## Written exercise
Leave out the pictures and reproduce all of the data exactly.

┄┄┄┄┄┄

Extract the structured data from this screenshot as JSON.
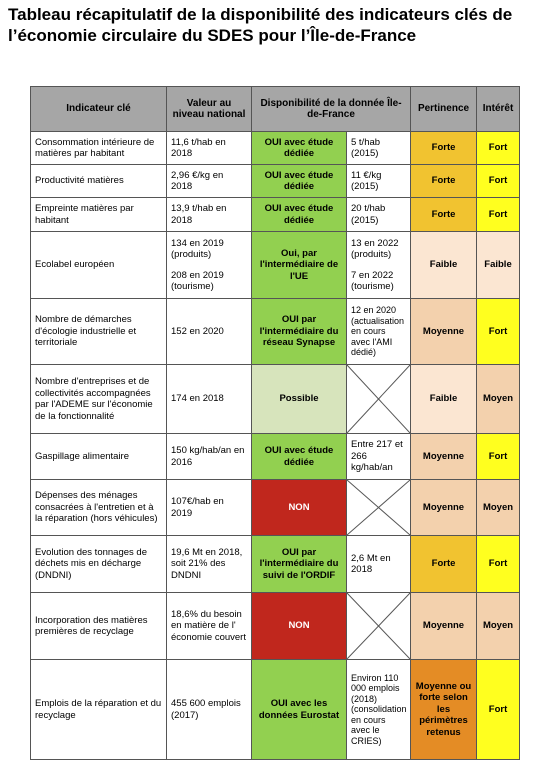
{
  "title": "Tableau récapitulatif de la disponibilité des indicateurs clés de l’économie circulaire du SDES pour l’Île-de-France",
  "headers": {
    "indicateur": "Indicateur clé",
    "valeur": "Valeur au niveau national",
    "dispo": "Disponibilité de la donnée Île-de-France",
    "pertinence": "Pertinence",
    "interet": "Intérêt"
  },
  "rows": [
    {
      "ind": "Consommation intérieure de matières par habitant",
      "val": "11,6 t/hab en 2018",
      "dispo": "OUI avec étude dédiée",
      "idf": "5 t/hab (2015)",
      "per": "Forte",
      "int": "Fort"
    },
    {
      "ind": "Productivité matières",
      "val": "2,96 €/kg en 2018",
      "dispo": "OUI avec étude dédiée",
      "idf": "11 €/kg (2015)",
      "per": "Forte",
      "int": "Fort"
    },
    {
      "ind": "Empreinte matières par habitant",
      "val": "13,9 t/hab en 2018",
      "dispo": "OUI avec étude dédiée",
      "idf": "20 t/hab (2015)",
      "per": "Forte",
      "int": "Fort"
    },
    {
      "ind": "Ecolabel européen",
      "val": "134 en 2019 (produits)",
      "val2": "208 en 2019 (tourisme)",
      "dispo": "Oui, par l'intermédiaire de l'UE",
      "idf": "13 en 2022 (produits)",
      "idf2": "7 en 2022 (tourisme)",
      "per": "Faible",
      "int": "Faible"
    },
    {
      "ind": "Nombre de démarches d'écologie industrielle et territoriale",
      "val": "152 en 2020",
      "dispo": "OUI par l'intermédiaire du réseau Synapse",
      "idf": "12 en 2020 (actualisation en cours avec l'AMI dédié)",
      "per": "Moyenne",
      "int": "Fort"
    },
    {
      "ind": "Nombre d'entreprises et de collectivités accompagnées par l'ADEME sur l'économie de la fonctionnalité",
      "val": "174 en 2018",
      "dispo": "Possible",
      "idf": "",
      "per": "Faible",
      "int": "Moyen"
    },
    {
      "ind": "Gaspillage alimentaire",
      "val": "150 kg/hab/an en 2016",
      "dispo": "OUI avec étude dédiée",
      "idf": "Entre 217 et 266 kg/hab/an",
      "per": "Moyenne",
      "int": "Fort"
    },
    {
      "ind": "Dépenses des ménages consacrées à l'entretien et à la réparation (hors véhicules)",
      "val": "107€/hab en 2019",
      "dispo": "NON",
      "idf": "",
      "per": "Moyenne",
      "int": "Moyen"
    },
    {
      "ind": "Evolution des tonnages de déchets mis en décharge (DNDNI)",
      "val": "19,6 Mt en 2018, soit 21% des DNDNI",
      "dispo": "OUI par l'intermédiaire du suivi de l'ORDIF",
      "idf": "2,6 Mt en 2018",
      "per": "Forte",
      "int": "Fort"
    },
    {
      "ind": "Incorporation des matières premières de recyclage",
      "val": "18,6% du besoin en matière de l' économie couvert",
      "dispo": "NON",
      "idf": "",
      "per": "Moyenne",
      "int": "Moyen"
    },
    {
      "ind": "Emplois de la réparation et du recyclage",
      "val": "455 600 emplois (2017)",
      "dispo": "OUI avec les données Eurostat",
      "idf": "Environ 110 000 emplois (2018) (consolidation en cours avec le CRIES)",
      "per": "Moyenne ou forte selon les périmètres retenus",
      "int": "Fort"
    }
  ]
}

┄┄┄┄┄┄

## Task output
Extract the structured data from this screenshot as JSON.
{
  "title": "Tableau récapitulatif de la disponibilité des indicateurs clés de l’économie circulaire du SDES pour l’Île-de-France",
  "headers": {
    "indicateur": "Indicateur clé",
    "valeur": "Valeur au niveau national",
    "dispo": "Disponibilité de la donnée Île-de-France",
    "pertinence": "Pertinence",
    "interet": "Intérêt"
  },
  "rows": [
    {
      "ind": "Consommation intérieure de matières par habitant",
      "val": "11,6 t/hab en 2018",
      "dispo": "OUI avec étude dédiée",
      "idf": "5 t/hab (2015)",
      "per": "Forte",
      "int": "Fort"
    },
    {
      "ind": "Productivité matières",
      "val": "2,96 €/kg en 2018",
      "dispo": "OUI avec étude dédiée",
      "idf": "11 €/kg (2015)",
      "per": "Forte",
      "int": "Fort"
    },
    {
      "ind": "Empreinte matières par habitant",
      "val": "13,9 t/hab en 2018",
      "dispo": "OUI avec étude dédiée",
      "idf": "20 t/hab (2015)",
      "per": "Forte",
      "int": "Fort"
    },
    {
      "ind": "Ecolabel européen",
      "val": "134 en 2019 (produits)",
      "val2": "208 en 2019 (tourisme)",
      "dispo": "Oui, par l'intermédiaire de l'UE",
      "idf": "13 en 2022 (produits)",
      "idf2": "7 en 2022 (tourisme)",
      "per": "Faible",
      "int": "Faible"
    },
    {
      "ind": "Nombre de démarches d'écologie industrielle et territoriale",
      "val": "152 en 2020",
      "dispo": "OUI par l'intermédiaire du réseau Synapse",
      "idf": "12 en 2020 (actualisation en cours avec l'AMI dédié)",
      "per": "Moyenne",
      "int": "Fort"
    },
    {
      "ind": "Nombre d'entreprises et de collectivités accompagnées par l'ADEME sur l'économie de la fonctionnalité",
      "val": "174 en 2018",
      "dispo": "Possible",
      "idf": "",
      "per": "Faible",
      "int": "Moyen"
    },
    {
      "ind": "Gaspillage alimentaire",
      "val": "150 kg/hab/an en 2016",
      "dispo": "OUI avec étude dédiée",
      "idf": "Entre 217 et 266 kg/hab/an",
      "per": "Moyenne",
      "int": "Fort"
    },
    {
      "ind": "Dépenses des ménages consacrées à l'entretien et à la réparation (hors véhicules)",
      "val": "107€/hab en 2019",
      "dispo": "NON",
      "idf": "",
      "per": "Moyenne",
      "int": "Moyen"
    },
    {
      "ind": "Evolution des tonnages de déchets mis en décharge (DNDNI)",
      "val": "19,6 Mt en 2018, soit 21% des DNDNI",
      "dispo": "OUI par l'intermédiaire du suivi de l'ORDIF",
      "idf": "2,6 Mt en 2018",
      "per": "Forte",
      "int": "Fort"
    },
    {
      "ind": "Incorporation des matières premières de recyclage",
      "val": "18,6% du besoin en matière de l' économie couvert",
      "dispo": "NON",
      "idf": "",
      "per": "Moyenne",
      "int": "Moyen"
    },
    {
      "ind": "Emplois de la réparation et du recyclage",
      "val": "455 600 emplois (2017)",
      "dispo": "OUI avec les données Eurostat",
      "idf": "Environ 110 000 emplois (2018) (consolidation en cours avec le CRIES)",
      "per": "Moyenne ou forte selon les périmètres retenus",
      "int": "Fort"
    }
  ]
}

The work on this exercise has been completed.